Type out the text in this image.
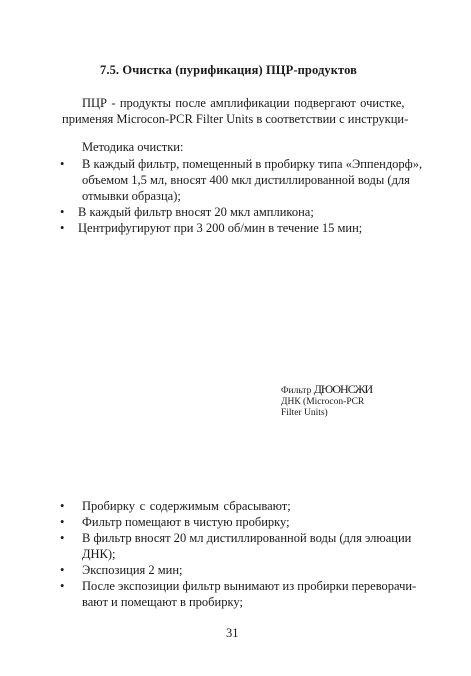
7.5. Очистка (пурификация) ПЦР-продуктов
ПЦР - продукты после амплификации подвергают очистке,
применяя Microcon-PCR Filter Units в соответствии с инструкци-
Методика очистки:
• В каждый фильтр, помещенный в пробирку типа «Эппендорф»,
объемом 1,5 мл, вносят 400 мкл дистиллированной воды (для
отмывки образца);
• В каждый фильтр вносят 20 мкл ампликона;
• Центрифугируют при 3 200 об/мин в течение 15 мин;
Фильтр ДЮОНСЖИ
ДНК (Microcon-PCR
Filter Units)
• Пробирку с содержимым сбрасывают;
• Фильтр помещают в чистую пробирку;
• В фильтр вносят 20 мл дистиллированной воды (для элюации
ДНК);
• Экспозиция 2 мин;
• После экспозиции фильтр вынимают из пробирки переворачи-
вают и помещают в пробирку;
31
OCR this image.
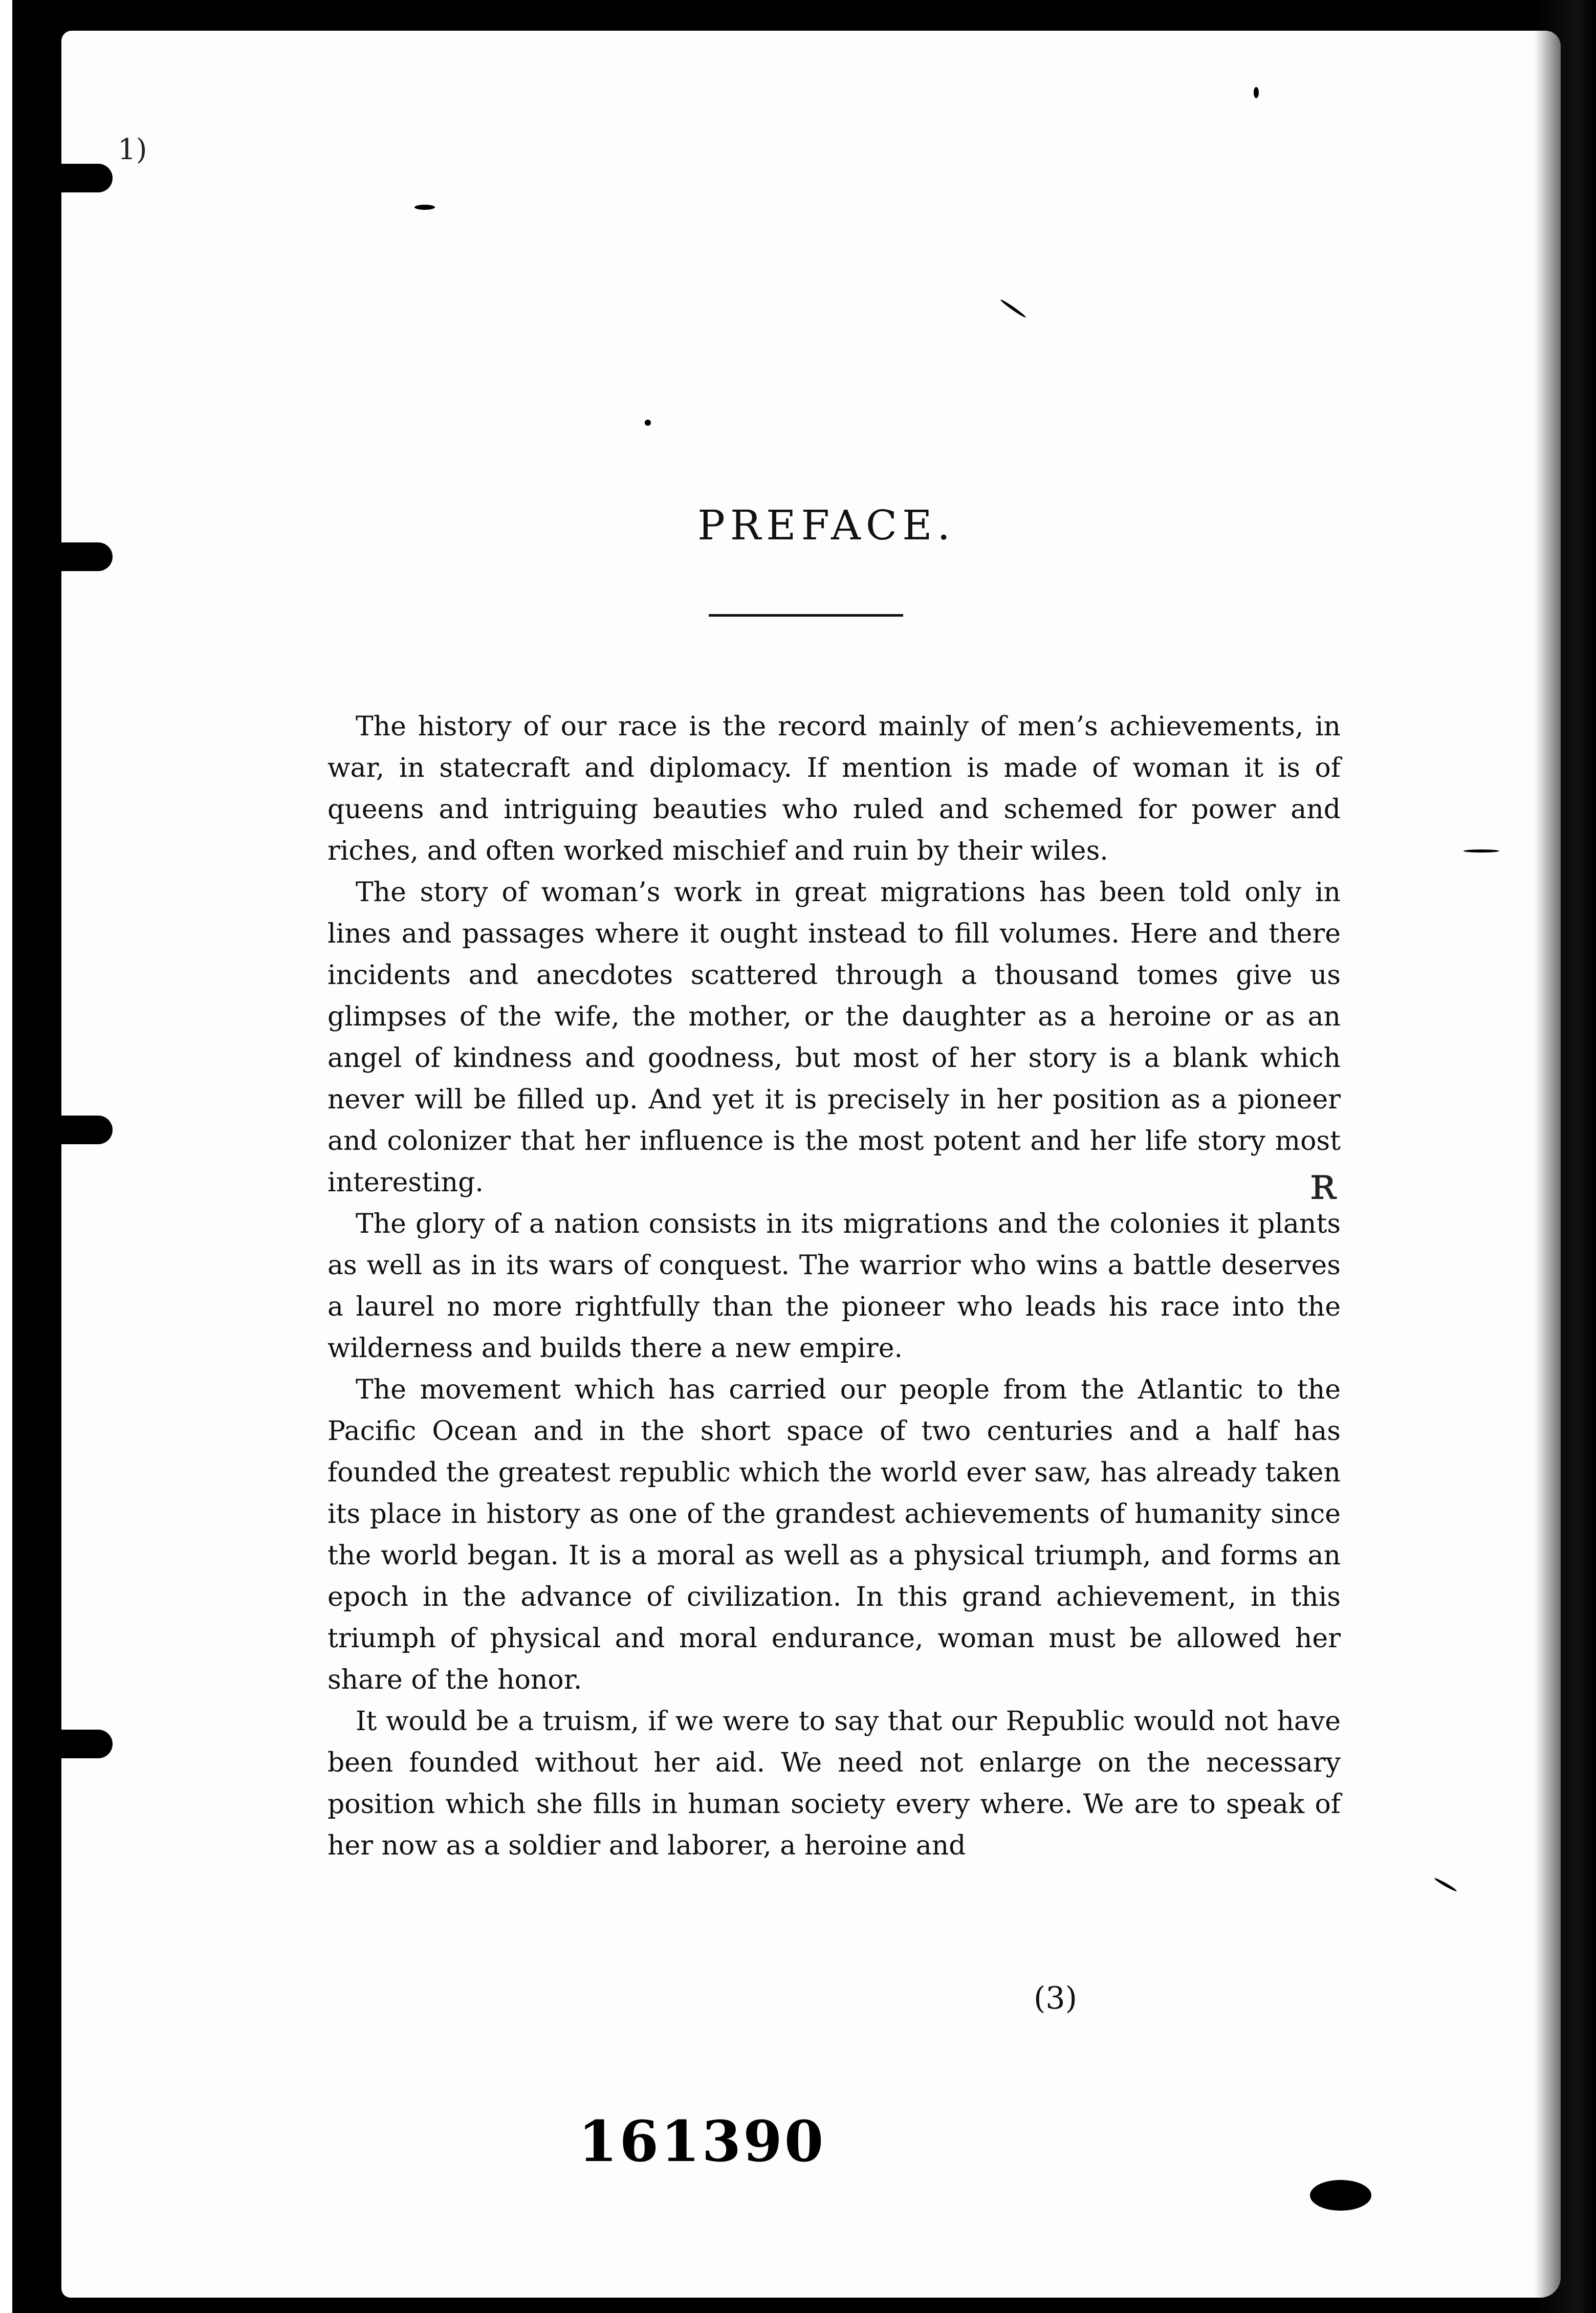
1)
ʀ
PREFACE.

The history of our race is the record mainly of men’s achievements, in war, in statecraft and diplomacy. If mention is made of woman it is of queens and intriguing beauties who ruled and schemed for power and riches, and often worked mischief and ruin by their wiles.

The story of woman’s work in great migrations has been told only in lines and passages where it ought instead to fill volumes. Here and there incidents and anecdotes scattered through a thousand tomes give us glimpses of the wife, the mother, or the daughter as a heroine or as an angel of kindness and goodness, but most of her story is a blank which never will be filled up. And yet it is precisely in her position as a pioneer and colonizer that her influence is the most potent and her life story most interesting.

The glory of a nation consists in its migrations and the colonies it plants as well as in its wars of conquest. The warrior who wins a battle deserves a laurel no more rightfully than the pioneer who leads his race into the wilderness and builds there a new empire.

The movement which has carried our people from the Atlantic to the Pacific Ocean and in the short space of two centuries and a half has founded the greatest republic which the world ever saw, has already taken its place in history as one of the grandest achievements of humanity since the world began. It is a moral as well as a physical triumph, and forms an epoch in the advance of civilization. In this grand achievement, in this triumph of physical and moral endurance, woman must be allowed her share of the honor.

It would be a truism, if we were to say that our Republic would not have been founded without her aid. We need not enlarge on the necessary position which she fills in human society every where. We are to speak of her now as a soldier and laborer, a heroine and

(3)
161390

------------------------------

To be done
Leaving out the pictures, repeat the data above exactly.

Response below
Type out the text in this image.
7.5. Очистка (пурификация) ПЦР-продуктов
ПЦР - продукты после амплификации подвергают очистке,
применяя Microcon-PCR Filter Units в соответствии с инструкци-
Методика очистки:
• В каждый фильтр, помещенный в пробирку типа «Эппендорф»,
объемом 1,5 мл, вносят 400 мкл дистиллированной воды (для
отмывки образца);
• В каждый фильтр вносят 20 мкл ампликона;
• Центрифугируют при 3 200 об/мин в течение 15 мин;
Фильтр ДЮОНСЖИ
ДНК (Microcon-PCR
Filter Units)
• Пробирку с содержимым сбрасывают;
• Фильтр помещают в чистую пробирку;
• В фильтр вносят 20 мл дистиллированной воды (для элюации
ДНК);
• Экспозиция 2 мин;
• После экспозиции фильтр вынимают из пробирки переворачи-
вают и помещают в пробирку;
31
OCR this image.
1)
ʀ
PREFACE.

The history of our race is the record mainly of men’s achievements, in war, in statecraft and diplomacy. If mention is made of woman it is of queens and intriguing beauties who ruled and schemed for power and riches, and often worked mischief and ruin by their wiles.

The story of woman’s work in great migrations has been told only in lines and passages where it ought instead to fill volumes. Here and there incidents and anecdotes scattered through a thousand tomes give us glimpses of the wife, the mother, or the daughter as a heroine or as an angel of kindness and goodness, but most of her story is a blank which never will be filled up. And yet it is precisely in her position as a pioneer and colonizer that her influence is the most potent and her life story most interesting.

The glory of a nation consists in its migrations and the colonies it plants as well as in its wars of conquest. The warrior who wins a battle deserves a laurel no more rightfully than the pioneer who leads his race into the wilderness and builds there a new empire.

The movement which has carried our people from the Atlantic to the Pacific Ocean and in the short space of two centuries and a half has founded the greatest republic which the world ever saw, has already taken its place in history as one of the grandest achievements of humanity since the world began. It is a moral as well as a physical triumph, and forms an epoch in the advance of civilization. In this grand achievement, in this triumph of physical and moral endurance, woman must be allowed her share of the honor.

It would be a truism, if we were to say that our Republic would not have been founded without her aid. We need not enlarge on the necessary position which she fills in human society every where. We are to speak of her now as a soldier and laborer, a heroine and

(3)
161390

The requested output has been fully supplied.